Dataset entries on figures

# # # # # # #

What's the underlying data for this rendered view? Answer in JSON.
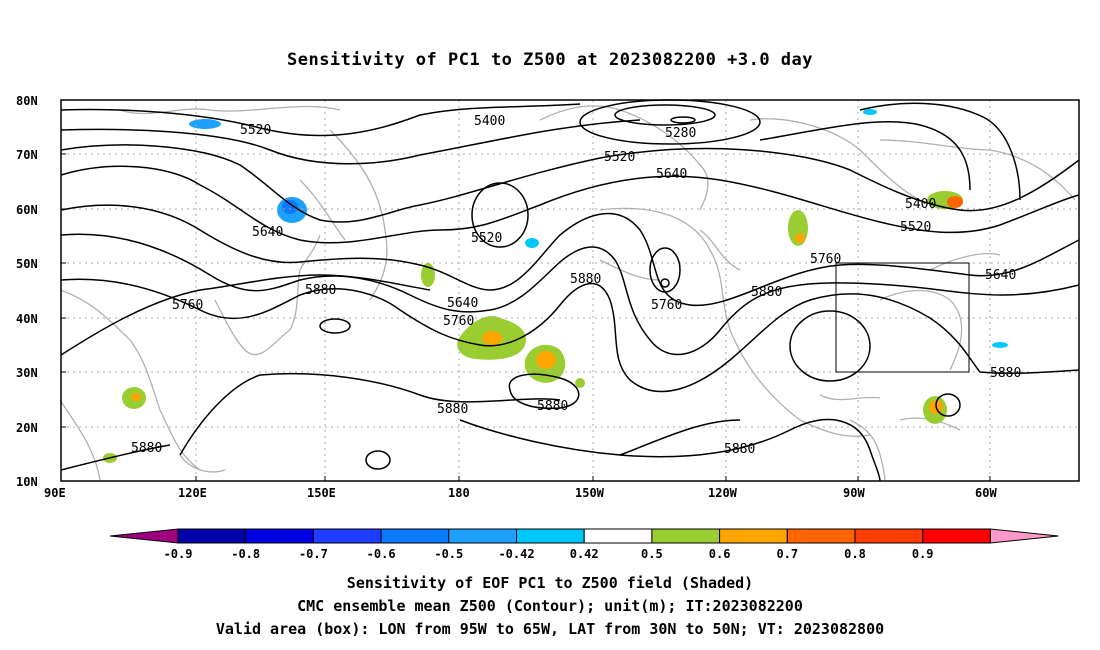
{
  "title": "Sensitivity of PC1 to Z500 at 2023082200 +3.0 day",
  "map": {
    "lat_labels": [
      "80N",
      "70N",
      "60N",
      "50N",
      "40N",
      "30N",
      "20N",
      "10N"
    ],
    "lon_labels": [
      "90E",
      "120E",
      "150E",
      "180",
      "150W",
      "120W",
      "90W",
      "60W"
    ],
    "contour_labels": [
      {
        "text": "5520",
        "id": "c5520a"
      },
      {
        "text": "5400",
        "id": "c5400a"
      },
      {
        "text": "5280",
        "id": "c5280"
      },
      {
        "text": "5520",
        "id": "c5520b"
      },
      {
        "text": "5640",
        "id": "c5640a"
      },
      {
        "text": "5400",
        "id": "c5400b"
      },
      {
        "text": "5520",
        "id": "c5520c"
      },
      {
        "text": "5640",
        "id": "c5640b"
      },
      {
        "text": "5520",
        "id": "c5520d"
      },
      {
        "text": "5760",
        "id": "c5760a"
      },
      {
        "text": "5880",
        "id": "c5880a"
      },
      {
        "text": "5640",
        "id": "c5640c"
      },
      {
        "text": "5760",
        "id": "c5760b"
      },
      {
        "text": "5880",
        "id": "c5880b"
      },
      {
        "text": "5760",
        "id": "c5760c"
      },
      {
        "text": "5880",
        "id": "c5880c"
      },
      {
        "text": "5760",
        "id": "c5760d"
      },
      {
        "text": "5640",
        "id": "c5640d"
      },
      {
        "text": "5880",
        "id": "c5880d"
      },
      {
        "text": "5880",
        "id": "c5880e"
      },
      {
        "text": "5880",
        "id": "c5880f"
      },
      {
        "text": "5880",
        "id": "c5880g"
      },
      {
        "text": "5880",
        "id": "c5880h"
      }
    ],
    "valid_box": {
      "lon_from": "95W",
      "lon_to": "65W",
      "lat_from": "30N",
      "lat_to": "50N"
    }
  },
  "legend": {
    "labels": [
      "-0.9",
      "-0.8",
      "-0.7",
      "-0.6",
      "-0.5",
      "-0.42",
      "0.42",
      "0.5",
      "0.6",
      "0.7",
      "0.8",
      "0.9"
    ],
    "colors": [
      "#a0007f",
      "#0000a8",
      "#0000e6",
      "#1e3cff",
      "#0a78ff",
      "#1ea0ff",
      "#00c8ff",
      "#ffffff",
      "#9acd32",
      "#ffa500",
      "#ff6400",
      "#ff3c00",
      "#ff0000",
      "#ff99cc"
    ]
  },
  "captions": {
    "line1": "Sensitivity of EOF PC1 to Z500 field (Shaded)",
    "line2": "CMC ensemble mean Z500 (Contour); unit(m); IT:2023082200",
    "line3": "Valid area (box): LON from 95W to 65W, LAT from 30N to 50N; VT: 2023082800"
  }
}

# # # # # # #

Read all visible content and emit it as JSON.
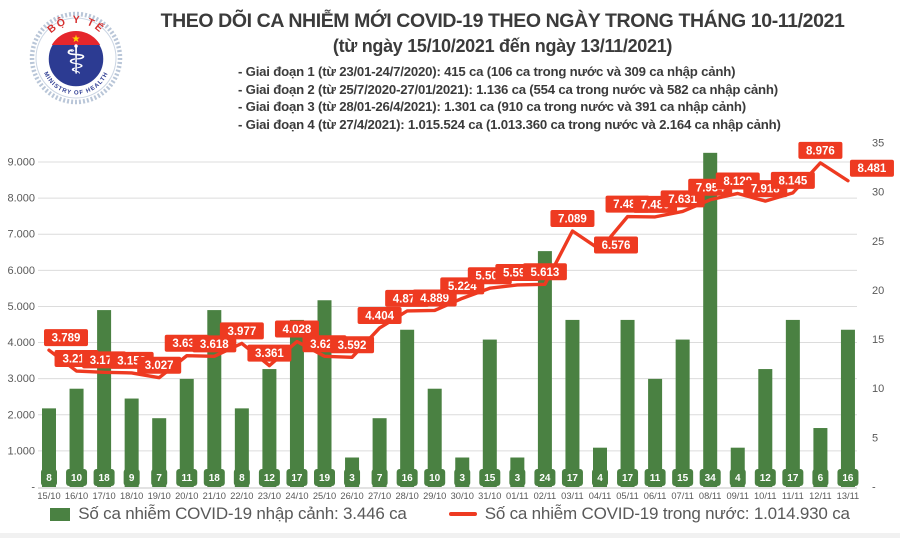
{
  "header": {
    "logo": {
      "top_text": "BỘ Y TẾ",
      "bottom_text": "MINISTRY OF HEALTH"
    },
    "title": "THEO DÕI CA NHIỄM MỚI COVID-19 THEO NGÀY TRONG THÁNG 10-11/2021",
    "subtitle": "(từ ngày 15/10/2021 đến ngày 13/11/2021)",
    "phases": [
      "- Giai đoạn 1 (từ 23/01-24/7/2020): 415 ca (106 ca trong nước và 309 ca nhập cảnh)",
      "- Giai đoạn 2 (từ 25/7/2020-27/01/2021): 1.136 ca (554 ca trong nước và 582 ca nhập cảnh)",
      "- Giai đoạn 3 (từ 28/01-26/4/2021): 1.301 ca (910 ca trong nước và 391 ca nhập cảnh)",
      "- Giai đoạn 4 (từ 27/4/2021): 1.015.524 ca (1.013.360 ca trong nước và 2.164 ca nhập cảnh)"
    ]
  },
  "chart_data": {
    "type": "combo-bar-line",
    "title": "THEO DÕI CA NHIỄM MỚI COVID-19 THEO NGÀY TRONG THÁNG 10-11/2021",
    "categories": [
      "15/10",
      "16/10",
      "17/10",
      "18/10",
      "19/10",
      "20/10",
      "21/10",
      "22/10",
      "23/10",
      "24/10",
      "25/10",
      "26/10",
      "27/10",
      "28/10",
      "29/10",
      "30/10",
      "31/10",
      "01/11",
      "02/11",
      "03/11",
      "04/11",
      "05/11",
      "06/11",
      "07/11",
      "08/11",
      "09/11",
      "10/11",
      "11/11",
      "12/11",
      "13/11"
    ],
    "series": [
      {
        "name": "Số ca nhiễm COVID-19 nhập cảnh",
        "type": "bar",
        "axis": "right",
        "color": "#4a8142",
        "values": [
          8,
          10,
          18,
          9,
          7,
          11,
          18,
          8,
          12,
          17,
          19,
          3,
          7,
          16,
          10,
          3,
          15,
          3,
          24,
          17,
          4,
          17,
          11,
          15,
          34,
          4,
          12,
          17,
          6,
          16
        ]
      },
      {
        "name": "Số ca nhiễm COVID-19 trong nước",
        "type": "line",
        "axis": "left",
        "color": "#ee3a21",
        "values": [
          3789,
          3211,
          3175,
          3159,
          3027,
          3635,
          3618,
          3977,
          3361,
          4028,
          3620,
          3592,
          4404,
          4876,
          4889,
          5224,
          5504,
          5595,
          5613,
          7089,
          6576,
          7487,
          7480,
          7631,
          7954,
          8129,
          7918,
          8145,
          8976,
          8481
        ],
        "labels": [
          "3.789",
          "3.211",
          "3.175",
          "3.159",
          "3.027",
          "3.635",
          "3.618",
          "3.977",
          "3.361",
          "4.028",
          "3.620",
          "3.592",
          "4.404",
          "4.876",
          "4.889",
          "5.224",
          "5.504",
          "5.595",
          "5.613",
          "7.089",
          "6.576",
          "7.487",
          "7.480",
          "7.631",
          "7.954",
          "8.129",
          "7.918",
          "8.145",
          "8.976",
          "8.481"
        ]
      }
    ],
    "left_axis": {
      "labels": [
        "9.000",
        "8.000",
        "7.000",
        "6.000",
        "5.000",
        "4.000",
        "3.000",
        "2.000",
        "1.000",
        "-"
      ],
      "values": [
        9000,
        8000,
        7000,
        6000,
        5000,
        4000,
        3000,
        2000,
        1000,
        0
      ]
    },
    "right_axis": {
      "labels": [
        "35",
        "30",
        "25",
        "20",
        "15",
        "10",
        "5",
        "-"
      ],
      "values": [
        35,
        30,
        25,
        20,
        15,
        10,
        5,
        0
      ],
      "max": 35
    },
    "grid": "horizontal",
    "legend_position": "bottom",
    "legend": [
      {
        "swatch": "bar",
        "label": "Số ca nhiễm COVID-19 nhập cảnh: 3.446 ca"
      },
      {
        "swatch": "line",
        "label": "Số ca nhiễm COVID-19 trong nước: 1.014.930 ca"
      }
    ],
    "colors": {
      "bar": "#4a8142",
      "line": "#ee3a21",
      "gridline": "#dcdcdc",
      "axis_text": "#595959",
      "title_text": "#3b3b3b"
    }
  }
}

# # # # # # #

◆ **Requirements**: Determine the number of lines in the listing that hold the word "name", and supply that number and nothing further.

◆ **Answer below**: 2